→ Saved entries:
begin
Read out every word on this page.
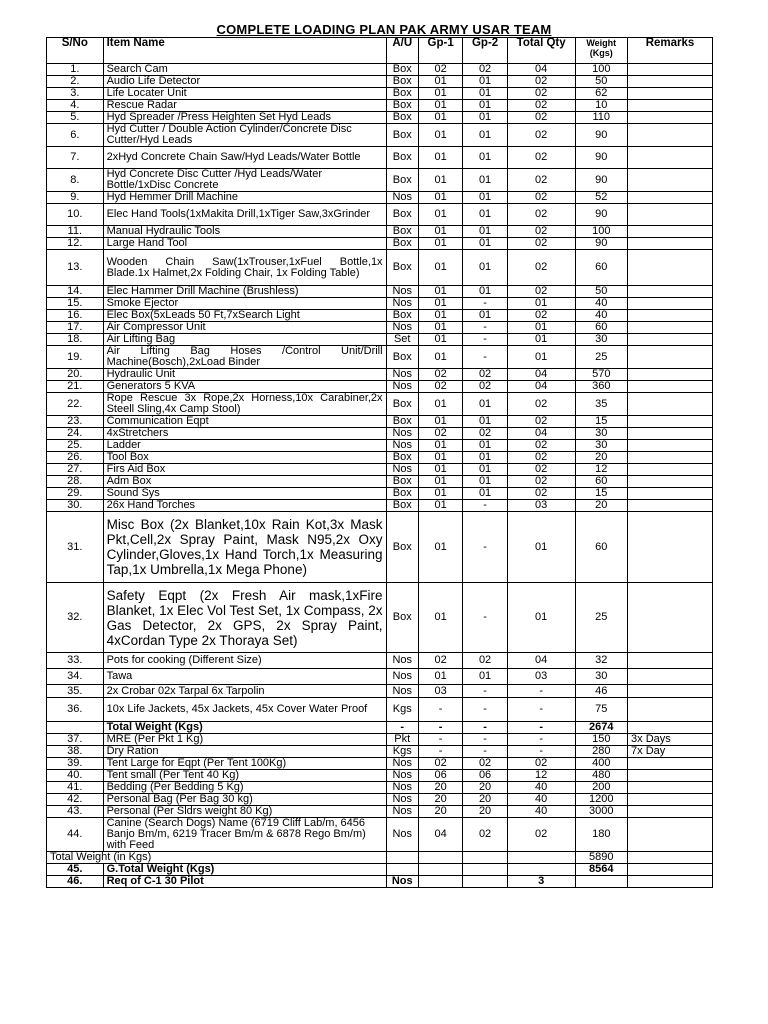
COMPLETE LOADING PLAN PAK ARMY USAR TEAM
S/No	Item Name	A/U	Gp-1	Gp-2	Total Qty	Weight (Kgs)	Remarks
1.	Search Cam	Box	02	02	04	100	
2.	Audio Life Detector	Box	01	01	02	50	
3.	Life Locater Unit	Box	01	01	02	62	
4.	Rescue Radar	Box	01	01	02	10	
5.	Hyd Spreader /Press Heighten Set Hyd Leads	Box	01	01	02	110	
6.	Hyd Cutter / Double Action Cylinder/Concrete Disc Cutter/Hyd Leads	Box	01	01	02	90	
7.	2xHyd Concrete Chain Saw/Hyd Leads/Water Bottle	Box	01	01	02	90	
8.	Hyd Concrete Disc Cutter /Hyd Leads/Water Bottle/1xDisc Concrete	Box	01	01	02	90	
9.	Hyd Hemmer Drill Machine	Nos	01	01	02	52	
10.	Elec Hand Tools(1xMakita Drill,1xTiger Saw,3xGrinder	Box	01	01	02	90	
11.	Manual Hydraulic Tools	Box	01	01	02	100	
12.	Large Hand Tool	Box	01	01	02	90	
13.	Wooden Chain Saw(1xTrouser,1xFuel Bottle,1x Blade.1x Halmet,2x Folding Chair, 1x Folding Table)	Box	01	01	02	60	
14.	Elec Hammer Drill Machine (Brushless)	Nos	01	01	02	50	
15.	Smoke Ejector	Nos	01	-	01	40	
16.	Elec Box(5xLeads 50 Ft,7xSearch Light	Box	01	01	02	40	
17.	Air Compressor Unit	Nos	01	-	01	60	
18.	Air Lifting Bag	Set	01	-	01	30	
19.	Air Lifting Bag Hoses /Control Unit/Drill Machine(Bosch),2xLoad Binder	Box	01	-	01	25	
20.	Hydraulic Unit	Nos	02	02	04	570	
21.	Generators 5 KVA	Nos	02	02	04	360	
22.	Rope Rescue 3x Rope,2x Horness,10x Carabiner,2x Steell Sling,4x Camp Stool)	Box	01	01	02	35	
23.	Communication Eqpt	Box	01	01	02	15	
24.	4xStretchers	Nos	02	02	04	30	
25.	Ladder	Nos	01	01	02	30	
26.	Tool Box	Box	01	01	02	20	
27.	Firs Aid Box	Nos	01	01	02	12	
28.	Adm Box	Box	01	01	02	60	
29.	Sound Sys	Box	01	01	02	15	
30.	26x Hand Torches	Box	01	-	03	20	
31.	Misc Box (2x Blanket,10x Rain Kot,3x Mask Pkt,Cell,2x Spray Paint, Mask N95,2x Oxy Cylinder,Gloves,1x Hand Torch,1x Measuring Tap,1x Umbrella,1x Mega Phone)	Box	01	-	01	60	
32.	Safety Eqpt (2x Fresh Air mask,1xFire Blanket, 1x Elec Vol Test Set, 1x Compass, 2x Gas Detector, 2x GPS, 2x Spray Paint, 4xCordan Type 2x Thoraya Set)	Box	01	-	01	25	
33.	Pots for cooking (Different Size)	Nos	02	02	04	32	
34.	Tawa	Nos	01	01	03	30	
35.	2x Crobar 02x Tarpal 6x Tarpolin	Nos	03	-	-	46	
36.	10x Life Jackets, 45x Jackets, 45x Cover Water Proof	Kgs	-	-	-	75	
	Total Weight (Kgs)	-	-	-	-	2674	
37.	MRE (Per Pkt 1 Kg)	Pkt	-	-	-	150	3x Days
38.	Dry Ration	Kgs	-	-	-	280	7x Day
39.	Tent Large for Eqpt (Per Tent 100Kg)	Nos	02	02	02	400	
40.	Tent small (Per Tent 40 Kg)	Nos	06	06	12	480	
41.	Bedding (Per Bedding 5 Kg)	Nos	20	20	40	200	
42.	Personal Bag (Per Bag 30 kg)	Nos	20	20	40	1200	
43.	Personal (Per Sldrs weight 80 Kg)	Nos	20	20	40	3000	
44.	Canine (Search Dogs) Name (6719 Cliff Lab/m, 6456 Banjo Bm/m, 6219 Tracer Bm/m & 6878 Rego Bm/m) with Feed	Nos	04	02	02	180	
Total Weight (in Kgs)						5890	
45.	G.Total Weight (Kgs)					8564	
46.	Req of C-1 30 Pilot	Nos			3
end
→ PROBLEM REQUIREMENTS:
Pick out each line above that includes "Water" and show it.

→ EXERCISE OUTPUT:
7.	2xHyd Concrete Chain Saw/Hyd Leads/Water Bottle	Box	01	01	02	90	
8.	Hyd Concrete Disc Cutter /Hyd Leads/Water Bottle/1xDisc Concrete	Box	01	01	02	90	
36.	10x Life Jackets, 45x Jackets, 45x Cover Water Proof	Kgs	-	-	-	75	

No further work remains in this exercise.